→ The input:

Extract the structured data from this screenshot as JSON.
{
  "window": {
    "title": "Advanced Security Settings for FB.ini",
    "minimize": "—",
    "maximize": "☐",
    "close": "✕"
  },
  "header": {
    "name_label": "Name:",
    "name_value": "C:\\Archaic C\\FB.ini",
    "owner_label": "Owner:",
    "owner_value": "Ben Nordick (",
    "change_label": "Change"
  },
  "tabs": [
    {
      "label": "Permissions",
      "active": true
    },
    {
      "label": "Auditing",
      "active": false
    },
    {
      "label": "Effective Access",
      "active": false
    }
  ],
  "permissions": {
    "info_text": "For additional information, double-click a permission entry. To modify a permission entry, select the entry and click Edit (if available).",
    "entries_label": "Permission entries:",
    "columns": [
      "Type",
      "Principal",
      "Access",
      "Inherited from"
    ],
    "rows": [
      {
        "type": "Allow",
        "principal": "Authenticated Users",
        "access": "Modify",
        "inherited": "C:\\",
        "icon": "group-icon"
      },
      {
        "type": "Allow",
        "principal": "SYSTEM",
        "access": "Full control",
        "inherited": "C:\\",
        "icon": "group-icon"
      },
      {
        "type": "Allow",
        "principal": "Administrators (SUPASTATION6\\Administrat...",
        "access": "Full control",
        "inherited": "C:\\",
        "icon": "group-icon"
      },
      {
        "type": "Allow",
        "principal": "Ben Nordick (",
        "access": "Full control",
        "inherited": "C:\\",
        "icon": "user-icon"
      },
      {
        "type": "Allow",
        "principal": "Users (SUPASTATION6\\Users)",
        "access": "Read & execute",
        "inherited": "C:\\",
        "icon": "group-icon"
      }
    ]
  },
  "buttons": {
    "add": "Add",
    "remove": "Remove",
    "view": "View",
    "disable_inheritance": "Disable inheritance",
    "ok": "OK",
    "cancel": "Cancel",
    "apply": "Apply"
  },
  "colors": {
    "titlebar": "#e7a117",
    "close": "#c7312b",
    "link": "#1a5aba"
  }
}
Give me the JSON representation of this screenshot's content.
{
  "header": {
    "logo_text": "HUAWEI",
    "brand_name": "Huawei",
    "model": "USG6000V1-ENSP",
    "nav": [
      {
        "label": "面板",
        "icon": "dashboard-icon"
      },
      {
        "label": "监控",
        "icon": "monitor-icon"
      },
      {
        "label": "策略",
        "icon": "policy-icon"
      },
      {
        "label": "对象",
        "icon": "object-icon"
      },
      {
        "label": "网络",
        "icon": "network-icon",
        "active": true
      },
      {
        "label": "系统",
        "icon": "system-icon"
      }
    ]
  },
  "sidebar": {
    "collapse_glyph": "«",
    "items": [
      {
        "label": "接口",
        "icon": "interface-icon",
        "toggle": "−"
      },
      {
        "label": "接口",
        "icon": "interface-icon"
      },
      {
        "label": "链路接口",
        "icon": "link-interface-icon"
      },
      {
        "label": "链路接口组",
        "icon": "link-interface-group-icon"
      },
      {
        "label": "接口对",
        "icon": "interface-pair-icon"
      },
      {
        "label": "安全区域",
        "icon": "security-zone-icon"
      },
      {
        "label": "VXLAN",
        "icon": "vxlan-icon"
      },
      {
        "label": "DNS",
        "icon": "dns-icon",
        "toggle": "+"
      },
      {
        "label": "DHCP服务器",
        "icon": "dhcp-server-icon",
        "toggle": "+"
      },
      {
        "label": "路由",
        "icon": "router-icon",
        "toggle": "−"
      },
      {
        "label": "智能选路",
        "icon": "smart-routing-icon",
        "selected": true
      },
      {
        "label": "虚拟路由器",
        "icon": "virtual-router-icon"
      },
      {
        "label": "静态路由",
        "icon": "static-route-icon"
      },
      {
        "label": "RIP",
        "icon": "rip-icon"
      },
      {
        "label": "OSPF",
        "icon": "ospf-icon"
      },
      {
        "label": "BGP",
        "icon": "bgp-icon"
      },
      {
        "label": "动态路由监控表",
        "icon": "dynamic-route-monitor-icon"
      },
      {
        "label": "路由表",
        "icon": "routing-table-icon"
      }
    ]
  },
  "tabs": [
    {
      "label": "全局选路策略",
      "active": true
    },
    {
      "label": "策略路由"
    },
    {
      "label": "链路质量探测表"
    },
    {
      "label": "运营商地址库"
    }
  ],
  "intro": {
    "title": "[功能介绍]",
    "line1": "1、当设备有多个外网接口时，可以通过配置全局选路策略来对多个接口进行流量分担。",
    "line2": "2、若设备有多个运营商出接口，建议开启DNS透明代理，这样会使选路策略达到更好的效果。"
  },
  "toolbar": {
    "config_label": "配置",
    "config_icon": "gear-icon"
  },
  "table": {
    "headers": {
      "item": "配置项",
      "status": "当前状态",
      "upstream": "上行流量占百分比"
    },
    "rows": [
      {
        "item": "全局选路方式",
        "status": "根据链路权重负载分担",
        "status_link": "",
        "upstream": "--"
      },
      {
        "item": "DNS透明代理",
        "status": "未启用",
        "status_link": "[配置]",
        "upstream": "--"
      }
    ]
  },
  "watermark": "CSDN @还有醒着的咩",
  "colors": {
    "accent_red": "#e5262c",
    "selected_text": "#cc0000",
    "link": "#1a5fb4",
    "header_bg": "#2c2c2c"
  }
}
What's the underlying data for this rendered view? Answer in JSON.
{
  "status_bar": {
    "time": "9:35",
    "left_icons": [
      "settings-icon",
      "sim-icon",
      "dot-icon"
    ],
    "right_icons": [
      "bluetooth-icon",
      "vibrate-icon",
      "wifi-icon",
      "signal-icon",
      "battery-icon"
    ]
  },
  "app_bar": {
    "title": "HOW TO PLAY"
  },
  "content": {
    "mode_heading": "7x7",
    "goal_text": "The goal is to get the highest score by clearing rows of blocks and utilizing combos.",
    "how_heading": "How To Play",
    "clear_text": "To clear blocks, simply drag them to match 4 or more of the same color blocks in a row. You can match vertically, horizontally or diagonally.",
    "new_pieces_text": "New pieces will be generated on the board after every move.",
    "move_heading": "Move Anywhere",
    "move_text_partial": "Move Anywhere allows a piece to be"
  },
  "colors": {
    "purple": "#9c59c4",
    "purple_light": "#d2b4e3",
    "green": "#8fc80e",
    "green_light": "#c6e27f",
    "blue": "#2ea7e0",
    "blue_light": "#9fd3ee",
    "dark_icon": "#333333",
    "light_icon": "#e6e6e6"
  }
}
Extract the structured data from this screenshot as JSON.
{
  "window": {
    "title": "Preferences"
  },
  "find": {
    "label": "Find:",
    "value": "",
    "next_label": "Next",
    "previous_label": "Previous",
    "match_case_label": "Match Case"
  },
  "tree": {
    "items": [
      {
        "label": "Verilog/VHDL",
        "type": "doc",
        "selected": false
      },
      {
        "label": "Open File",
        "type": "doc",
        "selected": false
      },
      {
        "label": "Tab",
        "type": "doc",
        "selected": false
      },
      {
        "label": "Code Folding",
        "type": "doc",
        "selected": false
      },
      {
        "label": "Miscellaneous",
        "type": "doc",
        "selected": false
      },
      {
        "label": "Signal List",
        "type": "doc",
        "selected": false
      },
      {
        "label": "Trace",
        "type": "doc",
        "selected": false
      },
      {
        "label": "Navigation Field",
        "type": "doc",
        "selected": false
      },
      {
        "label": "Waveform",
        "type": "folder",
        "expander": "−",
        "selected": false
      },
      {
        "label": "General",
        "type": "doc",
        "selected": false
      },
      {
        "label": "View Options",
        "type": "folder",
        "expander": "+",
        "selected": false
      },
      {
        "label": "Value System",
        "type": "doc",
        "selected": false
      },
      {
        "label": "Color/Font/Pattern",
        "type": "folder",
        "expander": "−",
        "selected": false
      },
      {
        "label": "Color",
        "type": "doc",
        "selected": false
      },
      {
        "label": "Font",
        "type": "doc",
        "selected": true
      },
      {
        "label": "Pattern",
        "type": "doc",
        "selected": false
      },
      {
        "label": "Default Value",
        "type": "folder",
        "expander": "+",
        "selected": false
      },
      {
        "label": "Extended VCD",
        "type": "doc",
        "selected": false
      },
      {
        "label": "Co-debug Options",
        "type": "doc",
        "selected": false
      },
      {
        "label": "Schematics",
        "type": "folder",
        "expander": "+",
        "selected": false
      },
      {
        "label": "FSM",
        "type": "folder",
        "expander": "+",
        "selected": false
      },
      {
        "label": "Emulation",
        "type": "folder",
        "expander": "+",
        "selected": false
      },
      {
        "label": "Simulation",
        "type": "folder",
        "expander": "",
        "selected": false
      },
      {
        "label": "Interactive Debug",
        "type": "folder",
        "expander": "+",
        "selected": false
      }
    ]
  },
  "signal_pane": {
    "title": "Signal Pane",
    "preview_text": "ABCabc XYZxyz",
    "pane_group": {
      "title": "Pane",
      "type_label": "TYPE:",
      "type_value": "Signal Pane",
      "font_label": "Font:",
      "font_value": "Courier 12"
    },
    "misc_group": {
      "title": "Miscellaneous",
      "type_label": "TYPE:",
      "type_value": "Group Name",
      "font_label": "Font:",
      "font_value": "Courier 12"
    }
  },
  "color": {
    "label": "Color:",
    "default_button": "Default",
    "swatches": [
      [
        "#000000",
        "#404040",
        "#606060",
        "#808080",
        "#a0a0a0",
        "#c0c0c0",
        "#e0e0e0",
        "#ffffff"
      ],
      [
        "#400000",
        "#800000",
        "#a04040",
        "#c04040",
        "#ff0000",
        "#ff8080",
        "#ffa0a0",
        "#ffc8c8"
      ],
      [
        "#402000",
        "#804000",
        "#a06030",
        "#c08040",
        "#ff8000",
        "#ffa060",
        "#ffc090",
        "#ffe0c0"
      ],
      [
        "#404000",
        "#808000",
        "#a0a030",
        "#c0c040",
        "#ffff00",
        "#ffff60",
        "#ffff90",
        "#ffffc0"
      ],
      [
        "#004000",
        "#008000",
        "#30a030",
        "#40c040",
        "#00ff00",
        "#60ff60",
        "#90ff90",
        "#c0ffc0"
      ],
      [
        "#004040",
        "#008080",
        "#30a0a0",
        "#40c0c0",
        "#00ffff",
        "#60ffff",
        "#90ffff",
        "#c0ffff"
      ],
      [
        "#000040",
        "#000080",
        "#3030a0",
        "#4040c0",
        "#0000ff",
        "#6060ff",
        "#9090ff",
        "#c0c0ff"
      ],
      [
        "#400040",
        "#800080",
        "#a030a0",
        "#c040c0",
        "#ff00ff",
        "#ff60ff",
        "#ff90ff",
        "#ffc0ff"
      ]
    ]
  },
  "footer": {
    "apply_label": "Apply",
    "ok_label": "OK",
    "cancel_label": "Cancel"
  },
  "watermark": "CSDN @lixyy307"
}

→ Required task: Copy each line of the records that contains the word "content".

→ The result:
Give me the JSON representation of this screenshot's content.
  "content": {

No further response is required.